• [What you should do]
Count only the lines of the records that hold "опорная", then give the number without any other words.

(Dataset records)
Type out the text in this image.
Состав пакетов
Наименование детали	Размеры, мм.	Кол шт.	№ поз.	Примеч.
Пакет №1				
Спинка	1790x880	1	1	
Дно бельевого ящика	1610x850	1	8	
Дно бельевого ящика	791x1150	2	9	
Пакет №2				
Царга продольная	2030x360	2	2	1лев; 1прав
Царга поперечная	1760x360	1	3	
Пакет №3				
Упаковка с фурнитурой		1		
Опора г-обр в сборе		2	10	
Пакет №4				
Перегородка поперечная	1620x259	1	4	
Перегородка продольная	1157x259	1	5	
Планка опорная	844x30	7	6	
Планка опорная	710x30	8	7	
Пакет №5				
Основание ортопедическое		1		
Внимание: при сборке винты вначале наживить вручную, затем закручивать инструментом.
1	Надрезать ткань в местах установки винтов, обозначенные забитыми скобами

• [Output below]
2